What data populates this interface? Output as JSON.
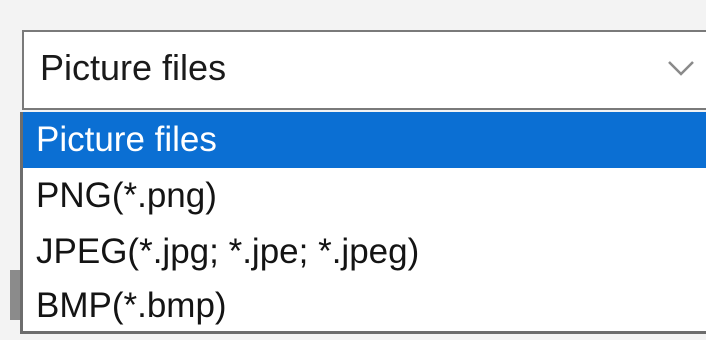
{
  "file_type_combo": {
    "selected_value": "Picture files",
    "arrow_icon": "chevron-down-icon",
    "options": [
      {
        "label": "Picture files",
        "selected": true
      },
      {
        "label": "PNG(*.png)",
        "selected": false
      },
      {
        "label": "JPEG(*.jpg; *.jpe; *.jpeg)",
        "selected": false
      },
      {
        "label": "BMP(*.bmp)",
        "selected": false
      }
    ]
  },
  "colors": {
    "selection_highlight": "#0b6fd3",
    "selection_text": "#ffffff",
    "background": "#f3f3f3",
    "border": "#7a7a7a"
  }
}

......

Instructions for the task —
Make an exact copy of the data above, pictures excluded.

Reply —
What data populates this interface? Output as JSON.
{
  "file_type_combo": {
    "selected_value": "Picture files",
    "arrow_icon": "chevron-down-icon",
    "options": [
      {
        "label": "Picture files",
        "selected": true
      },
      {
        "label": "PNG(*.png)",
        "selected": false
      },
      {
        "label": "JPEG(*.jpg; *.jpe; *.jpeg)",
        "selected": false
      },
      {
        "label": "BMP(*.bmp)",
        "selected": false
      }
    ]
  },
  "colors": {
    "selection_highlight": "#0b6fd3",
    "selection_text": "#ffffff",
    "background": "#f3f3f3",
    "border": "#7a7a7a"
  }
}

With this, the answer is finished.